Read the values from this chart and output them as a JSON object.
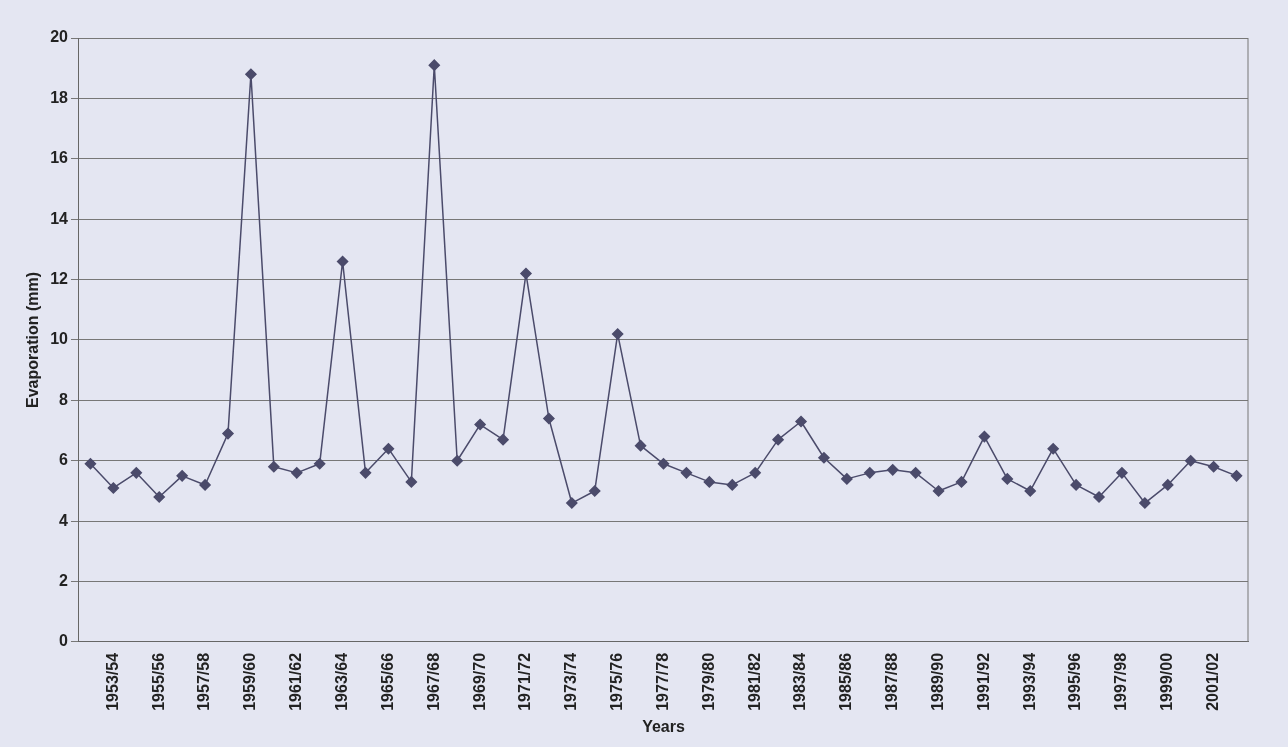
{
  "chart_data": {
    "type": "line",
    "xlabel": "Years",
    "ylabel": "Evaporation (mm)",
    "categories": [
      null,
      "1953/54",
      null,
      "1955/56",
      null,
      "1957/58",
      null,
      "1959/60",
      null,
      "1961/62",
      null,
      "1963/64",
      null,
      "1965/66",
      null,
      "1967/68",
      null,
      "1969/70",
      null,
      "1971/72",
      null,
      "1973/74",
      null,
      "1975/76",
      null,
      "1977/78",
      null,
      "1979/80",
      null,
      "1981/82",
      null,
      "1983/84",
      null,
      "1985/86",
      null,
      "1987/88",
      null,
      "1989/90",
      null,
      "1991/92",
      null,
      "1993/94",
      null,
      "1995/96",
      null,
      "1997/98",
      null,
      "1999/00",
      null,
      "2001/02",
      null
    ],
    "series": [
      {
        "color": "#4b4b6b",
        "values": [
          5.9,
          5.1,
          5.6,
          4.8,
          5.5,
          5.2,
          6.9,
          18.8,
          5.8,
          5.6,
          5.9,
          12.6,
          5.6,
          6.4,
          5.3,
          19.1,
          6.0,
          7.2,
          6.7,
          12.2,
          7.4,
          4.6,
          5.0,
          10.2,
          6.5,
          5.9,
          5.6,
          5.3,
          5.2,
          5.6,
          6.7,
          7.3,
          6.1,
          5.4,
          5.6,
          5.7,
          5.6,
          5.0,
          5.3,
          6.8,
          5.4,
          5.0,
          6.4,
          5.2,
          4.8,
          5.6,
          4.6,
          5.2,
          6.0,
          5.8,
          5.5
        ]
      }
    ],
    "ylim": [
      0,
      20
    ],
    "yticks": [
      0,
      2,
      4,
      6,
      8,
      10,
      12,
      14,
      16,
      18,
      20
    ],
    "grid": "y",
    "legend": false,
    "marker": "diamond",
    "line_style": "solid"
  }
}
· · · · · · ·
Copy each line of the records precisely and drop any images they hold.

▶ Written solution:
Read the values from this chart and output them as a JSON object.
{
  "chart_data": {
    "type": "line",
    "xlabel": "Years",
    "ylabel": "Evaporation (mm)",
    "categories": [
      null,
      "1953/54",
      null,
      "1955/56",
      null,
      "1957/58",
      null,
      "1959/60",
      null,
      "1961/62",
      null,
      "1963/64",
      null,
      "1965/66",
      null,
      "1967/68",
      null,
      "1969/70",
      null,
      "1971/72",
      null,
      "1973/74",
      null,
      "1975/76",
      null,
      "1977/78",
      null,
      "1979/80",
      null,
      "1981/82",
      null,
      "1983/84",
      null,
      "1985/86",
      null,
      "1987/88",
      null,
      "1989/90",
      null,
      "1991/92",
      null,
      "1993/94",
      null,
      "1995/96",
      null,
      "1997/98",
      null,
      "1999/00",
      null,
      "2001/02",
      null
    ],
    "series": [
      {
        "color": "#4b4b6b",
        "values": [
          5.9,
          5.1,
          5.6,
          4.8,
          5.5,
          5.2,
          6.9,
          18.8,
          5.8,
          5.6,
          5.9,
          12.6,
          5.6,
          6.4,
          5.3,
          19.1,
          6.0,
          7.2,
          6.7,
          12.2,
          7.4,
          4.6,
          5.0,
          10.2,
          6.5,
          5.9,
          5.6,
          5.3,
          5.2,
          5.6,
          6.7,
          7.3,
          6.1,
          5.4,
          5.6,
          5.7,
          5.6,
          5.0,
          5.3,
          6.8,
          5.4,
          5.0,
          6.4,
          5.2,
          4.8,
          5.6,
          4.6,
          5.2,
          6.0,
          5.8,
          5.5
        ]
      }
    ],
    "ylim": [
      0,
      20
    ],
    "yticks": [
      0,
      2,
      4,
      6,
      8,
      10,
      12,
      14,
      16,
      18,
      20
    ],
    "grid": "y",
    "legend": false,
    "marker": "diamond",
    "line_style": "solid"
  }
}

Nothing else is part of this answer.